Can you output the listing below as a JSON list of strings, with one string per line and any blank lines left out?
::::::::::
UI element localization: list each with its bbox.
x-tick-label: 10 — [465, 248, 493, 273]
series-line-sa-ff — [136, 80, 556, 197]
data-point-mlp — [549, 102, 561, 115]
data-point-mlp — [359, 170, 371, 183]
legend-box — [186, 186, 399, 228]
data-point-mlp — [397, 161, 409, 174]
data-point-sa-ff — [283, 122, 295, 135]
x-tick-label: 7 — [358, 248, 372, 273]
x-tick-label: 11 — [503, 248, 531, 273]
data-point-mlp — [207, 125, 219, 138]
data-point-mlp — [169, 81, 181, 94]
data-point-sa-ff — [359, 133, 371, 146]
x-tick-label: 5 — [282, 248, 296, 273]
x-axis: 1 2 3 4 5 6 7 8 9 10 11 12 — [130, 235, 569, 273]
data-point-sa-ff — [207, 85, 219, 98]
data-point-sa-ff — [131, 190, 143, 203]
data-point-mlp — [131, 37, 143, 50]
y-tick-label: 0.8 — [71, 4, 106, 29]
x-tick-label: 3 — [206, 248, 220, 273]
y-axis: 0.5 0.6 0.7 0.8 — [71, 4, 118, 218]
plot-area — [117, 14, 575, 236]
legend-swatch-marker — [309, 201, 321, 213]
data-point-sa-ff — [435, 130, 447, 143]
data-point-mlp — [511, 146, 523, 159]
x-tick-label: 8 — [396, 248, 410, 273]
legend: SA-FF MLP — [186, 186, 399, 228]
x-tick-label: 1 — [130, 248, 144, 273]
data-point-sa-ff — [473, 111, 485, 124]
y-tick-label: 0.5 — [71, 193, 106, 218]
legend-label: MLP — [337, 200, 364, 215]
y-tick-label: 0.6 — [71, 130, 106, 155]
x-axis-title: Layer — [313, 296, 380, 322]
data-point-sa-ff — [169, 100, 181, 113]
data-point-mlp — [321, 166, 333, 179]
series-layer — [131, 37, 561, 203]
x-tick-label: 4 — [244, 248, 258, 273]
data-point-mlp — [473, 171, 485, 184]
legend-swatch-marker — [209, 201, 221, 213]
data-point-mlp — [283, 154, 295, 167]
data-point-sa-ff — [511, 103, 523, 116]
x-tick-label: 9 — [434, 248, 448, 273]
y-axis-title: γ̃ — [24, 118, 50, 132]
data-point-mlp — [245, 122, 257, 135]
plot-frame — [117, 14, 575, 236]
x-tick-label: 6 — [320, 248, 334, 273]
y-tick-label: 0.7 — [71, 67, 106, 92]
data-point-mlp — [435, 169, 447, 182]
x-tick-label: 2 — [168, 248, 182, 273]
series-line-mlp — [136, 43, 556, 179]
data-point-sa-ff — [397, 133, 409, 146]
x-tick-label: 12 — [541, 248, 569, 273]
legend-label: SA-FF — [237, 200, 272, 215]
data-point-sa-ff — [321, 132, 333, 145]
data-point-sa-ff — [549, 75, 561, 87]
::::::::::
▸ **Problem solution**:
[
  "UI element localization: list each with its bbox.",
  "x-tick-label: 10 — [465, 248, 493, 273]",
  "series-line-sa-ff — [136, 80, 556, 197]",
  "data-point-mlp — [549, 102, 561, 115]",
  "data-point-mlp — [359, 170, 371, 183]",
  "legend-box — [186, 186, 399, 228]",
  "data-point-mlp — [397, 161, 409, 174]",
  "data-point-sa-ff — [283, 122, 295, 135]",
  "x-tick-label: 7 — [358, 248, 372, 273]",
  "x-tick-label: 11 — [503, 248, 531, 273]",
  "data-point-mlp — [207, 125, 219, 138]",
  "data-point-mlp — [169, 81, 181, 94]",
  "data-point-sa-ff — [359, 133, 371, 146]",
  "x-tick-label: 5 — [282, 248, 296, 273]",
  "x-axis: 1 2 3 4 5 6 7 8 9 10 11 12 — [130, 235, 569, 273]",
  "data-point-sa-ff — [207, 85, 219, 98]",
  "data-point-sa-ff — [131, 190, 143, 203]",
  "data-point-mlp — [131, 37, 143, 50]",
  "y-tick-label: 0.8 — [71, 4, 106, 29]",
  "x-tick-label: 3 — [206, 248, 220, 273]",
  "y-axis: 0.5 0.6 0.7 0.8 — [71, 4, 118, 218]",
  "plot-area — [117, 14, 575, 236]",
  "legend-swatch-marker — [309, 201, 321, 213]",
  "data-point-sa-ff — [435, 130, 447, 143]",
  "data-point-mlp — [511, 146, 523, 159]",
  "x-tick-label: 8 — [396, 248, 410, 273]",
  "legend: SA-FF MLP — [186, 186, 399, 228]",
  "x-tick-label: 1 — [130, 248, 144, 273]",
  "data-point-sa-ff — [473, 111, 485, 124]",
  "y-tick-label: 0.5 — [71, 193, 106, 218]",
  "legend-label: MLP — [337, 200, 364, 215]",
  "y-tick-label: 0.6 — [71, 130, 106, 155]",
  "x-axis-title: Layer — [313, 296, 380, 322]",
  "data-point-sa-ff — [169, 100, 181, 113]",
  "data-point-mlp — [321, 166, 333, 179]",
  "series-layer — [131, 37, 561, 203]",
  "x-tick-label: 4 — [244, 248, 258, 273]",
  "data-point-mlp — [473, 171, 485, 184]",
  "legend-swatch-marker — [209, 201, 221, 213]",
  "data-point-mlp — [283, 154, 295, 167]",
  "data-point-sa-ff — [511, 103, 523, 116]",
  "x-tick-label: 9 — [434, 248, 448, 273]",
  "y-axis-title: γ̃ — [24, 118, 50, 132]",
  "data-point-mlp — [245, 122, 257, 135]",
  "plot-frame — [117, 14, 575, 236]",
  "x-tick-label: 6 — [320, 248, 334, 273]",
  "y-tick-label: 0.7 — [71, 67, 106, 92]",
  "data-point-mlp — [435, 169, 447, 182]",
  "x-tick-label: 2 — [168, 248, 182, 273]",
  "series-line-mlp — [136, 43, 556, 179]",
  "data-point-sa-ff — [397, 133, 409, 146]",
  "x-tick-label: 12 — [541, 248, 569, 273]",
  "legend-label: SA-FF — [237, 200, 272, 215]",
  "data-point-sa-ff — [321, 132, 333, 145]",
  "data-point-sa-ff — [549, 75, 561, 87]"
]